Exercise directions: Among the lines below, count those with "захопилася". Give only the number.

++++ Listed records ++++

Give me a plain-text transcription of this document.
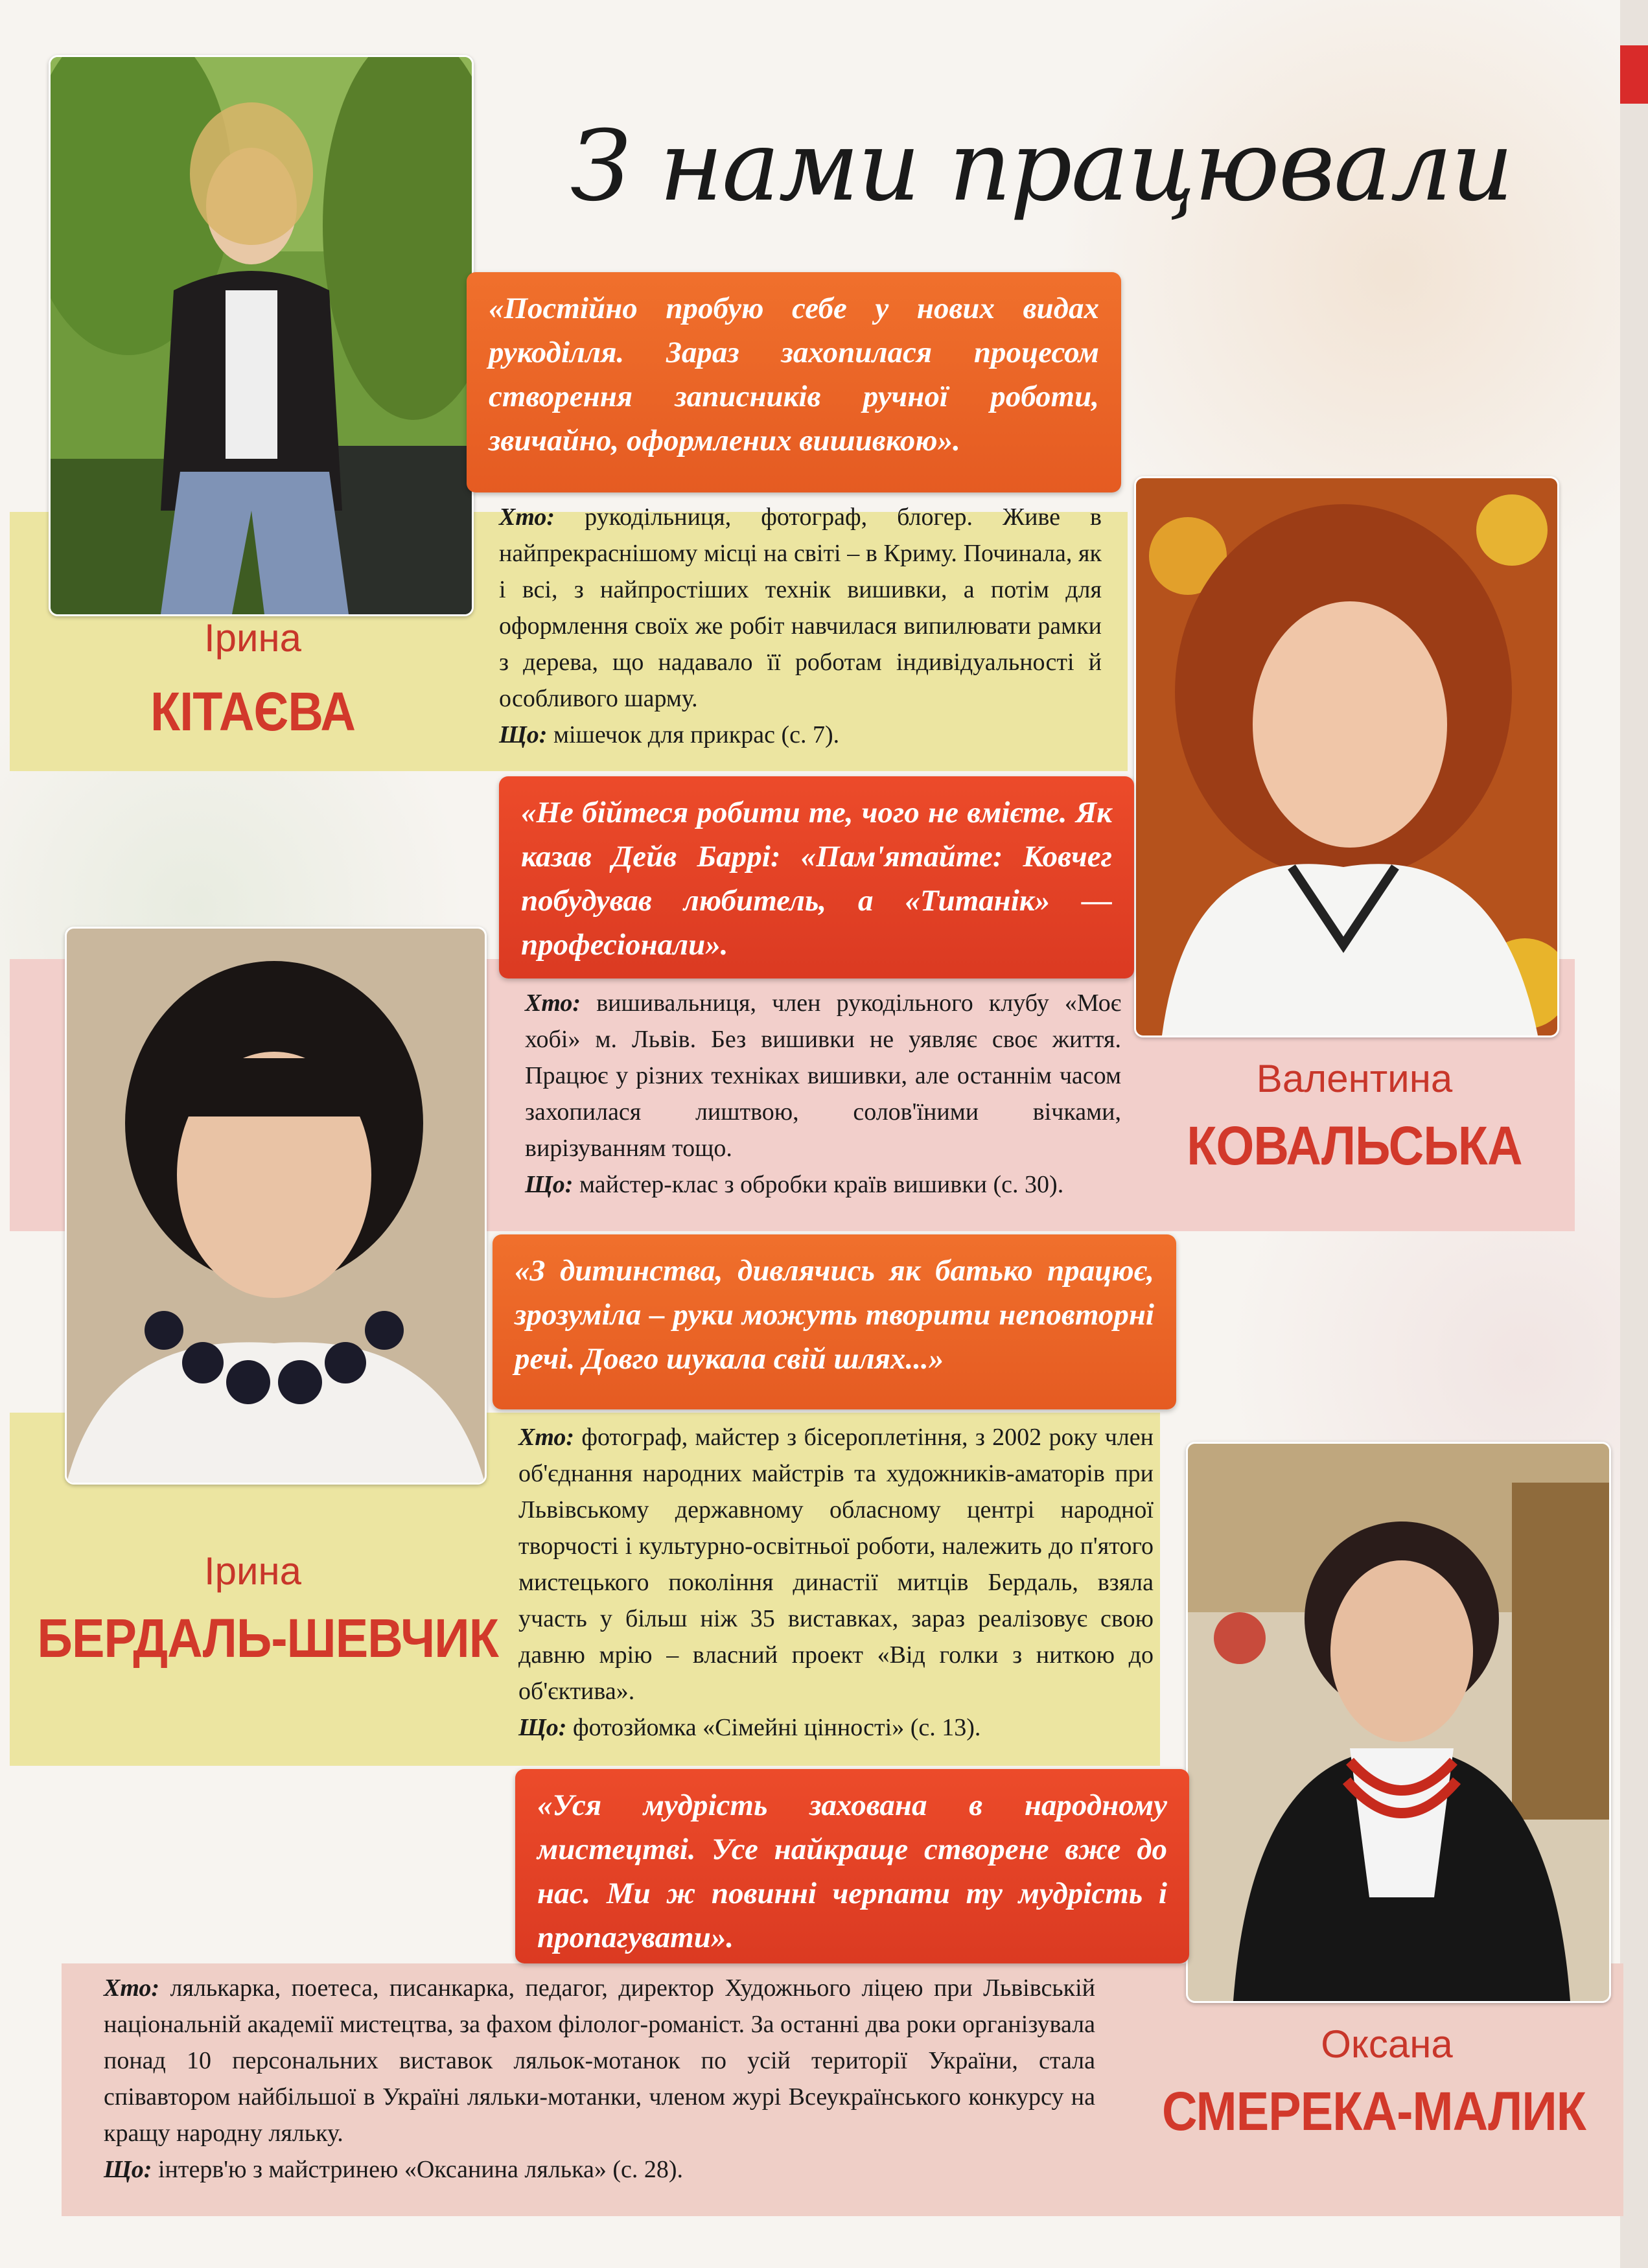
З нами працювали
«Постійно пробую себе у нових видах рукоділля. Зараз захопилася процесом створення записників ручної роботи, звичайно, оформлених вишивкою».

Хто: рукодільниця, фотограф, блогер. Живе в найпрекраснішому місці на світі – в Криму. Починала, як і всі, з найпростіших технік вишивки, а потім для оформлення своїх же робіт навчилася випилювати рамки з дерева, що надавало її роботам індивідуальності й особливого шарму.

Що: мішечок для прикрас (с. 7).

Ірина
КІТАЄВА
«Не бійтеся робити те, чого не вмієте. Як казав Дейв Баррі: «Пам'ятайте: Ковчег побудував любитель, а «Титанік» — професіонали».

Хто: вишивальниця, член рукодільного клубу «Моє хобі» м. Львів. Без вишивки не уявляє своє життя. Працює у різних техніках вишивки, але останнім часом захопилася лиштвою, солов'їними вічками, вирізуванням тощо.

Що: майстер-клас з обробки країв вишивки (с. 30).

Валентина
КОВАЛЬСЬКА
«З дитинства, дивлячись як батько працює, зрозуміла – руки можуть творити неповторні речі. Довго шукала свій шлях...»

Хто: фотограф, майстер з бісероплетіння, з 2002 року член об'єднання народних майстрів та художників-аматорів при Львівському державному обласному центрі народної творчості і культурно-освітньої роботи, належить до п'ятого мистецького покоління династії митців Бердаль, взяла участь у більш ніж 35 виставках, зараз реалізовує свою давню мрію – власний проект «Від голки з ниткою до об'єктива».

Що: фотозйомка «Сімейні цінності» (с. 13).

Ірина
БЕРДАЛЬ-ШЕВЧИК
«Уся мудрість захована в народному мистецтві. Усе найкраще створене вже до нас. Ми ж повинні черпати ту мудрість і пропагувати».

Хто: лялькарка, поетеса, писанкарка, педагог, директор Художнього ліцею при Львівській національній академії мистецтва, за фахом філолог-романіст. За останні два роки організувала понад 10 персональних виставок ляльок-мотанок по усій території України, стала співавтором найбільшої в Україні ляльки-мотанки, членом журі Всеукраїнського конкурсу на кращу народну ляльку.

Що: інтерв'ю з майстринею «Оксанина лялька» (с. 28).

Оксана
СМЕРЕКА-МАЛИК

++++

Final result: 2